Directions: Work out how many lines of the records contain "JSON". Answer with the number and nothing else.

Data extracted from a collection:

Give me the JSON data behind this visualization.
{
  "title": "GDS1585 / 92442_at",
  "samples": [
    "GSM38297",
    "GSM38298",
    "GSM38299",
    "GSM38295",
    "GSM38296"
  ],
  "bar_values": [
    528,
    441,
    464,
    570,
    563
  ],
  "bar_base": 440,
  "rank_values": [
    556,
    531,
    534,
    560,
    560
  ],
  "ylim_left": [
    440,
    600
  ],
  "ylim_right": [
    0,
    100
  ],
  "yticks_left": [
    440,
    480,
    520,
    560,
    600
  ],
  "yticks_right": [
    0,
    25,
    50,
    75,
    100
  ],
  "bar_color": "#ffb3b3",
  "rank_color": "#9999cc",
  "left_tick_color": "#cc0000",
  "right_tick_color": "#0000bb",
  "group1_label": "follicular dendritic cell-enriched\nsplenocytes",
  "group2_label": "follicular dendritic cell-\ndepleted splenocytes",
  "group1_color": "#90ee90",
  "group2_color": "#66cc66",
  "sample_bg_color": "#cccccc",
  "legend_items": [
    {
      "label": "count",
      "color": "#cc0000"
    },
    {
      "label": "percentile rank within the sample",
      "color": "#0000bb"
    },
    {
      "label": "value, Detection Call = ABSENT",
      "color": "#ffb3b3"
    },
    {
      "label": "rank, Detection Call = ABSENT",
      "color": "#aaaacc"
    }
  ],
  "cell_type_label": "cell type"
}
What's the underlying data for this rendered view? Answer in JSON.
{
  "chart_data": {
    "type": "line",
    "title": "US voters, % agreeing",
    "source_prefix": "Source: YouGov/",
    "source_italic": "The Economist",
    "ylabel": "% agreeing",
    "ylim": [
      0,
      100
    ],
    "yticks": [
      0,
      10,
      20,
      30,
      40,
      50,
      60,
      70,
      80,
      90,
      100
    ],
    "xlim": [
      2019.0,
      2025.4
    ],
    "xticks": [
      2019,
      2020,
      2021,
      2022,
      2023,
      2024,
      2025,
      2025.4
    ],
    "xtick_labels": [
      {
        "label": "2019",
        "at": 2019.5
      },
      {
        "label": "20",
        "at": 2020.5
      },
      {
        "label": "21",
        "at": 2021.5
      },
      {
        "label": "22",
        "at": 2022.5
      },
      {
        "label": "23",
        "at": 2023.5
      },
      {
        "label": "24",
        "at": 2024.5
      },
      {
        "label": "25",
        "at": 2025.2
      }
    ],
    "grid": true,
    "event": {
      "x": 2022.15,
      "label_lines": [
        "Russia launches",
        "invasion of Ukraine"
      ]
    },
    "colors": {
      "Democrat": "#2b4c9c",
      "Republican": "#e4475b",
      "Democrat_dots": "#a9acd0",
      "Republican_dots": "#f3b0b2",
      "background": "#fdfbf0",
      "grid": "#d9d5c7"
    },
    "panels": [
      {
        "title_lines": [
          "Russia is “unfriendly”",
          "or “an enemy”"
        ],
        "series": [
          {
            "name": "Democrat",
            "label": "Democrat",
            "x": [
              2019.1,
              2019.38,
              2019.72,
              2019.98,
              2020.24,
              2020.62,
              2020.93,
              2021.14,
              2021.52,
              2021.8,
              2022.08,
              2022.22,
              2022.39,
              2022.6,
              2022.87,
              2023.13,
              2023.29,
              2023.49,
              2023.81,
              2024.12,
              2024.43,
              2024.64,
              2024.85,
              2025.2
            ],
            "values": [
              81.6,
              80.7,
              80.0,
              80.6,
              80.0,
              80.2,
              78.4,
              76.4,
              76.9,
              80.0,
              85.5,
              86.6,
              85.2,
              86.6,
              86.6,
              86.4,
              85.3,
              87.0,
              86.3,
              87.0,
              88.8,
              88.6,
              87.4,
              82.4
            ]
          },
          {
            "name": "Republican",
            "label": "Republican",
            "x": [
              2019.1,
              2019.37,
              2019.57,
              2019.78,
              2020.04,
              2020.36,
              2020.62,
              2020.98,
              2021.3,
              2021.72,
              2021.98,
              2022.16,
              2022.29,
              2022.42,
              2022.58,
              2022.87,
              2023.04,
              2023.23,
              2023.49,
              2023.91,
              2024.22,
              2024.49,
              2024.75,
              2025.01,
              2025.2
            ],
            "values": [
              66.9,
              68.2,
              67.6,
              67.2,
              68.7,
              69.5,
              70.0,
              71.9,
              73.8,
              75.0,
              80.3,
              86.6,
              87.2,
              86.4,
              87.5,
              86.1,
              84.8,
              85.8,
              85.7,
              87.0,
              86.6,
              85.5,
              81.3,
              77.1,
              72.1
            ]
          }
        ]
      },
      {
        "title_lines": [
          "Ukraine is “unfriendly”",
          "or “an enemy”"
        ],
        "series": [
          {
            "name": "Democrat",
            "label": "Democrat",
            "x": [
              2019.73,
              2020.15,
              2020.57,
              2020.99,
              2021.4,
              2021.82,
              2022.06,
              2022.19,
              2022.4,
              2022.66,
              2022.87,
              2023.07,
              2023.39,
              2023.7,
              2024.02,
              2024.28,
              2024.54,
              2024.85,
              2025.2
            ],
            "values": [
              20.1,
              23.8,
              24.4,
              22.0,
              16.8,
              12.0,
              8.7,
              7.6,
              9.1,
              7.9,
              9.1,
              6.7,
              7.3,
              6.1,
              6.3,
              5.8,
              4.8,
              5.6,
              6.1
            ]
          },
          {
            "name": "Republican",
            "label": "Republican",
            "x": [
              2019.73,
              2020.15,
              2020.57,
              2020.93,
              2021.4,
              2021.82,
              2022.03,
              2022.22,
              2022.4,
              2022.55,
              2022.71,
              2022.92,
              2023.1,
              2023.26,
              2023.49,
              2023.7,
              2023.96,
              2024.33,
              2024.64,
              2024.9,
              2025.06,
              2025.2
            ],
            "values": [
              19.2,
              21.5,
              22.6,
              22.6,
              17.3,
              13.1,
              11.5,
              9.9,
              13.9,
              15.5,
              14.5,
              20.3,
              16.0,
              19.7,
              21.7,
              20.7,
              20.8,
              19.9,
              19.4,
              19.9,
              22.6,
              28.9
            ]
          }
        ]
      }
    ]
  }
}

Expected answer: 2